● Stored data entries
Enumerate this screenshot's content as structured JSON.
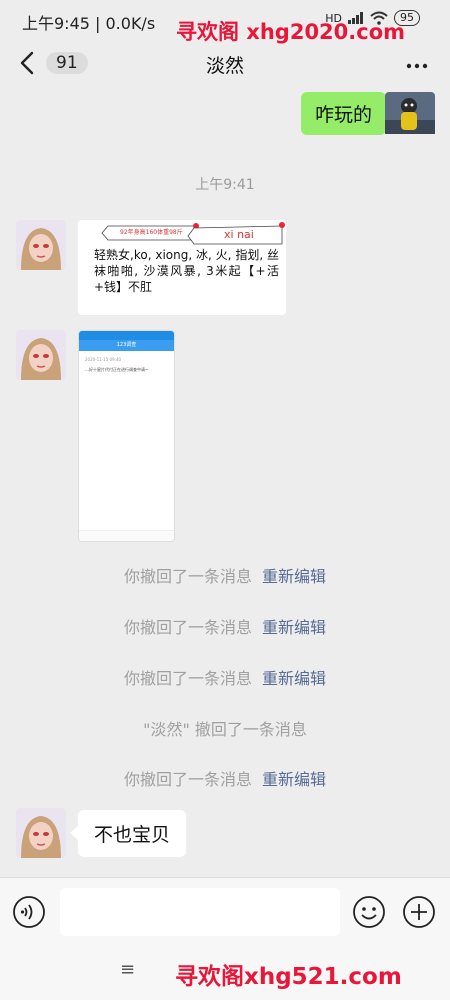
{
  "status_bar": {
    "time_speed": "上午9:45 | 0.0K/s",
    "network": "HD",
    "battery": "95"
  },
  "watermark": {
    "top": "寻欢阁 xhg2020.com",
    "bottom": "寻欢阁xhg521.com"
  },
  "header": {
    "unread_count": "91",
    "title": "淡然"
  },
  "messages": {
    "outgoing_text": "咋玩的",
    "timestamp": "上午9:41",
    "image1": {
      "tag_small": "92年身高160体重98斤",
      "tag_name": "xi nai",
      "text": "轻熟女,ko, xiong, 冰, 火, 指划, 丝袜啪啪, 沙漠风暴, 3米起【+活+钱】不肛"
    },
    "image2": {
      "title": "123调查",
      "line1": "2020-11-15 09:40",
      "line2": "…好十星片代付正在进行调查中请~"
    }
  },
  "recall": {
    "you_recalled": "你撤回了一条消息",
    "re_edit": "重新编辑",
    "other_recalled": "\"淡然\" 撤回了一条消息"
  },
  "incoming_text": "不也宝贝",
  "input": {
    "placeholder": ""
  },
  "bottom_nav": {
    "menu_glyph": "≡"
  }
}
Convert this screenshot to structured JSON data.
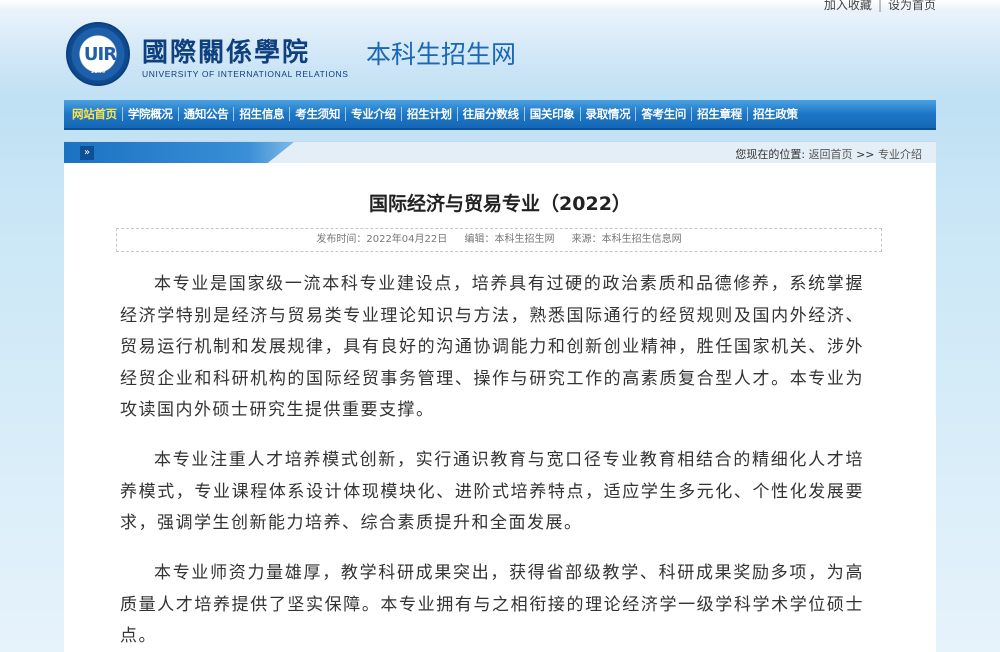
{
  "topbar": {
    "favorite": "加入收藏",
    "separator": "|",
    "homepage": "设为首页"
  },
  "header": {
    "logo_mark": "UIR",
    "logo_year": "1949",
    "school_name_cn": "國際關係學院",
    "school_name_en": "UNIVERSITY OF INTERNATIONAL RELATIONS",
    "site_title": "本科生招生网"
  },
  "nav": {
    "items": [
      {
        "label": "网站首页"
      },
      {
        "label": "学院概况"
      },
      {
        "label": "通知公告"
      },
      {
        "label": "招生信息"
      },
      {
        "label": "考生须知"
      },
      {
        "label": "专业介绍"
      },
      {
        "label": "招生计划"
      },
      {
        "label": "往届分数线"
      },
      {
        "label": "国关印象"
      },
      {
        "label": "录取情况"
      },
      {
        "label": "答考生问"
      },
      {
        "label": "招生章程"
      },
      {
        "label": "招生政策"
      }
    ],
    "active_color": "#ffe34a"
  },
  "breadcrumb": {
    "arrow_icon": "double-chevron-right-icon",
    "location_label": "您现在的位置:",
    "home_link": "返回首页",
    "separator": ">>",
    "current": "专业介绍"
  },
  "article": {
    "title": "国际经济与贸易专业（2022）",
    "publish_time": "发布时间：2022年04月22日",
    "editor": "编辑：本科生招生网",
    "source": "来源：本科生招生信息网",
    "paragraphs": [
      "本专业是国家级一流本科专业建设点，培养具有过硬的政治素质和品德修养，系统掌握经济学特别是经济与贸易类专业理论知识与方法，熟悉国际通行的经贸规则及国内外经济、贸易运行机制和发展规律，具有良好的沟通协调能力和创新创业精神，胜任国家机关、涉外经贸企业和科研机构的国际经贸事务管理、操作与研究工作的高素质复合型人才。本专业为攻读国内外硕士研究生提供重要支撑。",
      "本专业注重人才培养模式创新，实行通识教育与宽口径专业教育相结合的精细化人才培养模式，专业课程体系设计体现模块化、进阶式培养特点，适应学生多元化、个性化发展要求，强调学生创新能力培养、综合素质提升和全面发展。",
      "本专业师资力量雄厚，教学科研成果突出，获得省部级教学、科研成果奖励多项，为高质量人才培养提供了坚实保障。本专业拥有与之相衔接的理论经济学一级学科学术学位硕士点。"
    ]
  }
}
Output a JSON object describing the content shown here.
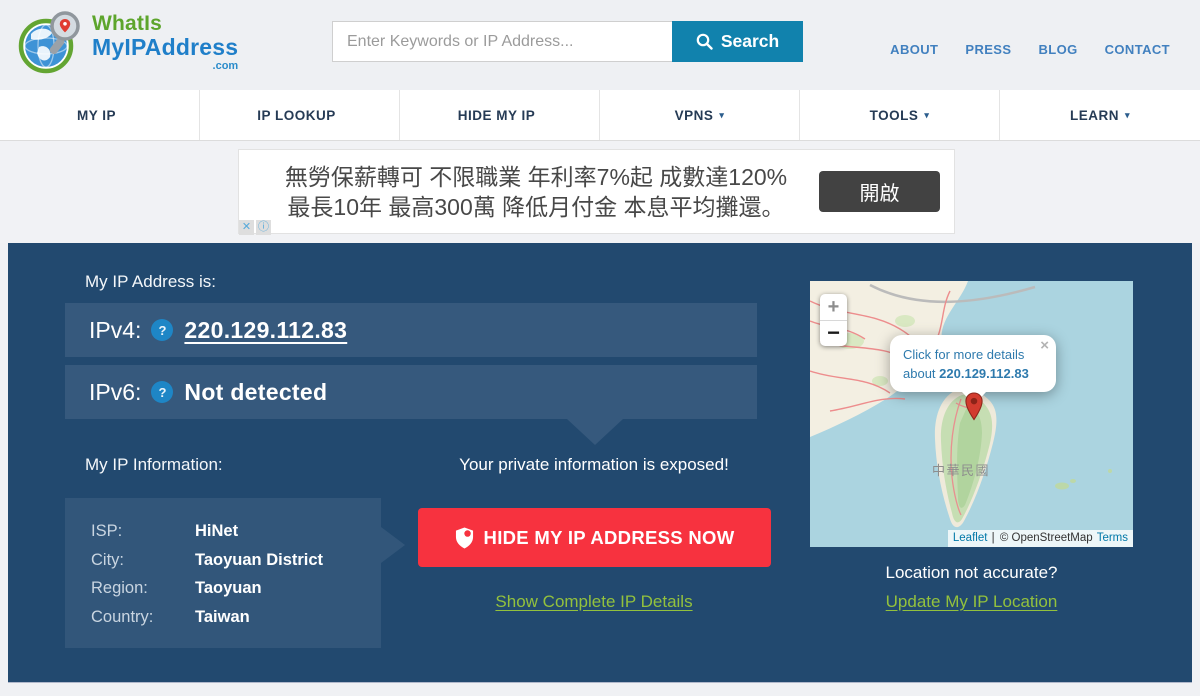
{
  "colors": {
    "accent_blue": "#1182ad",
    "link_blue": "#4180bf",
    "nav_text": "#263b55",
    "panel_bg": "#22496f",
    "row_bg": "#36597d",
    "help_circle": "#1e86c6",
    "alert_red": "#f7323f",
    "link_green": "#93c13d",
    "map_sea": "#abd4e0",
    "attribution_link": "#0078a8"
  },
  "header": {
    "logo": {
      "line1": "WhatIs",
      "line2": "MyIPAddress",
      "tld": ".com"
    },
    "search": {
      "placeholder": "Enter Keywords or IP Address...",
      "button_label": "Search"
    },
    "links": [
      "ABOUT",
      "PRESS",
      "BLOG",
      "CONTACT"
    ]
  },
  "nav": {
    "items": [
      {
        "label": "MY IP",
        "caret": ""
      },
      {
        "label": "IP LOOKUP",
        "caret": ""
      },
      {
        "label": "HIDE MY IP",
        "caret": ""
      },
      {
        "label": "VPNS",
        "caret": "▾"
      },
      {
        "label": "TOOLS",
        "caret": "▾"
      },
      {
        "label": "LEARN",
        "caret": "▾"
      }
    ]
  },
  "ad": {
    "line1": "無勞保薪轉可 不限職業 年利率7%起 成數達120%",
    "line2": "最長10年 最高300萬 降低月付金 本息平均攤還。",
    "button_label": "開啟",
    "close_glyph": "✕",
    "info_glyph": "ⓘ"
  },
  "main": {
    "ip_heading": "My IP Address is:",
    "ipv4_label": "IPv4:",
    "ipv4_value": "220.129.112.83",
    "ipv6_label": "IPv6:",
    "ipv6_value": "Not detected",
    "help_glyph": "?",
    "info_heading": "My IP Information:",
    "exposed_text": "Your private information is exposed!",
    "info_rows": [
      {
        "label": "ISP:",
        "value": "HiNet"
      },
      {
        "label": "City:",
        "value": "Taoyuan District"
      },
      {
        "label": "Region:",
        "value": "Taoyuan"
      },
      {
        "label": "Country:",
        "value": "Taiwan"
      }
    ],
    "hide_button_label": "HIDE MY IP ADDRESS NOW",
    "details_link": "Show Complete IP Details",
    "location_question": "Location not accurate?",
    "location_link": "Update My IP Location"
  },
  "map": {
    "zoom_in": "+",
    "zoom_out": "−",
    "popup": {
      "line1": "Click for more details",
      "line2_prefix": "about",
      "ip": "220.129.112.83",
      "close_glyph": "×"
    },
    "island_label": "中華民國",
    "attribution": {
      "leaflet": "Leaflet",
      "separator": "|",
      "osm": "© OpenStreetMap",
      "terms": "Terms"
    }
  }
}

● REQUIREMENT
Without including any picture, repeat the data exactly.

● RESPONSE BELOW
Enumerate this screenshot's content as structured JSON.
{
  "status_bar": {
    "time_speed": "上午9:45 | 0.0K/s",
    "network": "HD",
    "battery": "95"
  },
  "watermark": {
    "top": "寻欢阁 xhg2020.com",
    "bottom": "寻欢阁xhg521.com"
  },
  "header": {
    "unread_count": "91",
    "title": "淡然"
  },
  "messages": {
    "outgoing_text": "咋玩的",
    "timestamp": "上午9:41",
    "image1": {
      "tag_small": "92年身高160体重98斤",
      "tag_name": "xi nai",
      "text": "轻熟女,ko, xiong, 冰, 火, 指划, 丝袜啪啪, 沙漠风暴, 3米起【+活+钱】不肛"
    },
    "image2": {
      "title": "123调查",
      "line1": "2020-11-15 09:40",
      "line2": "…好十星片代付正在进行调查中请~"
    }
  },
  "recall": {
    "you_recalled": "你撤回了一条消息",
    "re_edit": "重新编辑",
    "other_recalled": "\"淡然\" 撤回了一条消息"
  },
  "incoming_text": "不也宝贝",
  "input": {
    "placeholder": ""
  },
  "bottom_nav": {
    "menu_glyph": "≡"
  }
}
Convert this screenshot to structured JSON data.
{
  "topbar": {
    "favorite": "加入收藏",
    "separator": "|",
    "homepage": "设为首页"
  },
  "header": {
    "logo_mark": "UIR",
    "logo_year": "1949",
    "school_name_cn": "國際關係學院",
    "school_name_en": "UNIVERSITY OF INTERNATIONAL RELATIONS",
    "site_title": "本科生招生网"
  },
  "nav": {
    "items": [
      {
        "label": "网站首页"
      },
      {
        "label": "学院概况"
      },
      {
        "label": "通知公告"
      },
      {
        "label": "招生信息"
      },
      {
        "label": "考生须知"
      },
      {
        "label": "专业介绍"
      },
      {
        "label": "招生计划"
      },
      {
        "label": "往届分数线"
      },
      {
        "label": "国关印象"
      },
      {
        "label": "录取情况"
      },
      {
        "label": "答考生问"
      },
      {
        "label": "招生章程"
      },
      {
        "label": "招生政策"
      }
    ],
    "active_color": "#ffe34a"
  },
  "breadcrumb": {
    "arrow_icon": "double-chevron-right-icon",
    "location_label": "您现在的位置:",
    "home_link": "返回首页",
    "separator": ">>",
    "current": "专业介绍"
  },
  "article": {
    "title": "国际经济与贸易专业（2022）",
    "publish_time": "发布时间：2022年04月22日",
    "editor": "编辑：本科生招生网",
    "source": "来源：本科生招生信息网",
    "paragraphs": [
      "本专业是国家级一流本科专业建设点，培养具有过硬的政治素质和品德修养，系统掌握经济学特别是经济与贸易类专业理论知识与方法，熟悉国际通行的经贸规则及国内外经济、贸易运行机制和发展规律，具有良好的沟通协调能力和创新创业精神，胜任国家机关、涉外经贸企业和科研机构的国际经贸事务管理、操作与研究工作的高素质复合型人才。本专业为攻读国内外硕士研究生提供重要支撑。",
      "本专业注重人才培养模式创新，实行通识教育与宽口径专业教育相结合的精细化人才培养模式，专业课程体系设计体现模块化、进阶式培养特点，适应学生多元化、个性化发展要求，强调学生创新能力培养、综合素质提升和全面发展。",
      "本专业师资力量雄厚，教学科研成果突出，获得省部级教学、科研成果奖励多项，为高质量人才培养提供了坚实保障。本专业拥有与之相衔接的理论经济学一级学科学术学位硕士点。"
    ]
  }
}
Output a JSON object describing the content shown here.
{
  "colors": {
    "accent_blue": "#1182ad",
    "link_blue": "#4180bf",
    "nav_text": "#263b55",
    "panel_bg": "#22496f",
    "row_bg": "#36597d",
    "help_circle": "#1e86c6",
    "alert_red": "#f7323f",
    "link_green": "#93c13d",
    "map_sea": "#abd4e0",
    "attribution_link": "#0078a8"
  },
  "header": {
    "logo": {
      "line1": "WhatIs",
      "line2": "MyIPAddress",
      "tld": ".com"
    },
    "search": {
      "placeholder": "Enter Keywords or IP Address...",
      "button_label": "Search"
    },
    "links": [
      "ABOUT",
      "PRESS",
      "BLOG",
      "CONTACT"
    ]
  },
  "nav": {
    "items": [
      {
        "label": "MY IP",
        "caret": ""
      },
      {
        "label": "IP LOOKUP",
        "caret": ""
      },
      {
        "label": "HIDE MY IP",
        "caret": ""
      },
      {
        "label": "VPNS",
        "caret": "▾"
      },
      {
        "label": "TOOLS",
        "caret": "▾"
      },
      {
        "label": "LEARN",
        "caret": "▾"
      }
    ]
  },
  "ad": {
    "line1": "無勞保薪轉可 不限職業 年利率7%起 成數達120%",
    "line2": "最長10年 最高300萬 降低月付金 本息平均攤還。",
    "button_label": "開啟",
    "close_glyph": "✕",
    "info_glyph": "ⓘ"
  },
  "main": {
    "ip_heading": "My IP Address is:",
    "ipv4_label": "IPv4:",
    "ipv4_value": "220.129.112.83",
    "ipv6_label": "IPv6:",
    "ipv6_value": "Not detected",
    "help_glyph": "?",
    "info_heading": "My IP Information:",
    "exposed_text": "Your private information is exposed!",
    "info_rows": [
      {
        "label": "ISP:",
        "value": "HiNet"
      },
      {
        "label": "City:",
        "value": "Taoyuan District"
      },
      {
        "label": "Region:",
        "value": "Taoyuan"
      },
      {
        "label": "Country:",
        "value": "Taiwan"
      }
    ],
    "hide_button_label": "HIDE MY IP ADDRESS NOW",
    "details_link": "Show Complete IP Details",
    "location_question": "Location not accurate?",
    "location_link": "Update My IP Location"
  },
  "map": {
    "zoom_in": "+",
    "zoom_out": "−",
    "popup": {
      "line1": "Click for more details",
      "line2_prefix": "about",
      "ip": "220.129.112.83",
      "close_glyph": "×"
    },
    "island_label": "中華民國",
    "attribution": {
      "leaflet": "Leaflet",
      "separator": "|",
      "osm": "© OpenStreetMap",
      "terms": "Terms"
    }
  }
}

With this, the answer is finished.